Dataset rows about figures ▸
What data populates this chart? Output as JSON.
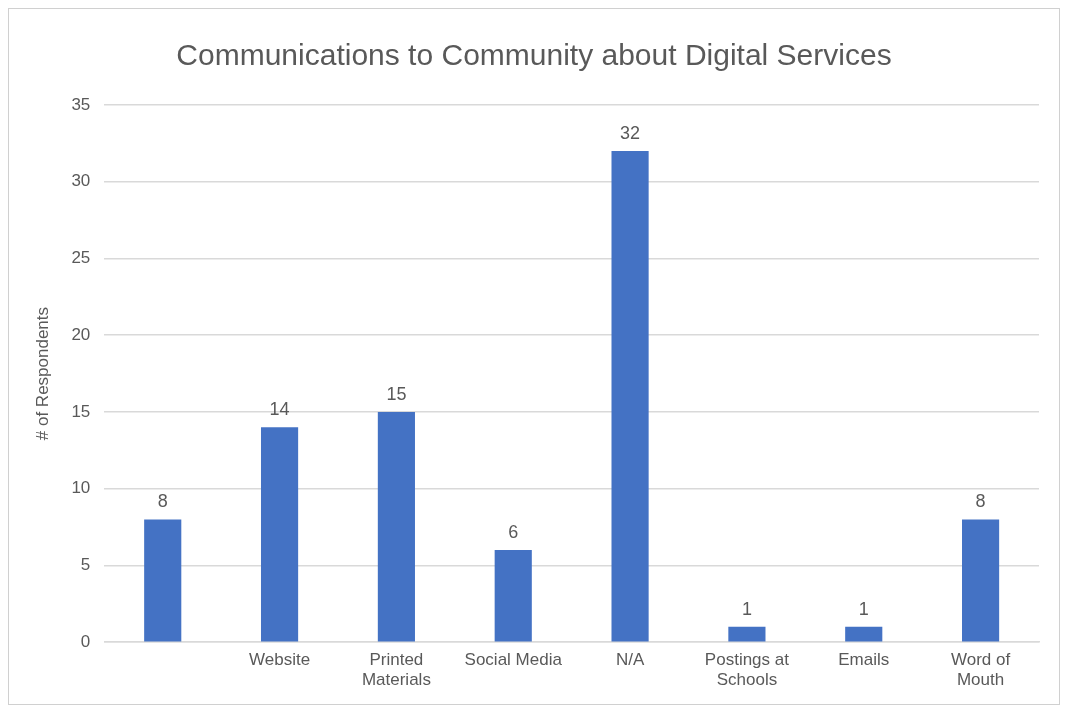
{
  "chart_data": {
    "type": "bar",
    "title": "Communications to Community about Digital Services",
    "ylabel": "# of Respondents",
    "categories": [
      null,
      "Website",
      "Printed Materials",
      "Social Media",
      "N/A",
      "Postings at Schools",
      "Emails",
      "Word of Mouth"
    ],
    "values": [
      8,
      14,
      15,
      6,
      32,
      1,
      1,
      8
    ],
    "color": "#4472c4",
    "ylim": [
      0,
      35
    ],
    "yticks": [
      0,
      5,
      10,
      15,
      20,
      25,
      30,
      35
    ],
    "grid": "y",
    "data_labels": true,
    "legend": false
  }
}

TASK BRIEF ▸
Pictures excluded, quote all the data above exactly.

ANSWER IN FULL ▸
What data populates this chart? Output as JSON.
{
  "chart_data": {
    "type": "bar",
    "title": "Communications to Community about Digital Services",
    "ylabel": "# of Respondents",
    "categories": [
      null,
      "Website",
      "Printed Materials",
      "Social Media",
      "N/A",
      "Postings at Schools",
      "Emails",
      "Word of Mouth"
    ],
    "values": [
      8,
      14,
      15,
      6,
      32,
      1,
      1,
      8
    ],
    "color": "#4472c4",
    "ylim": [
      0,
      35
    ],
    "yticks": [
      0,
      5,
      10,
      15,
      20,
      25,
      30,
      35
    ],
    "grid": "y",
    "data_labels": true,
    "legend": false
  }
}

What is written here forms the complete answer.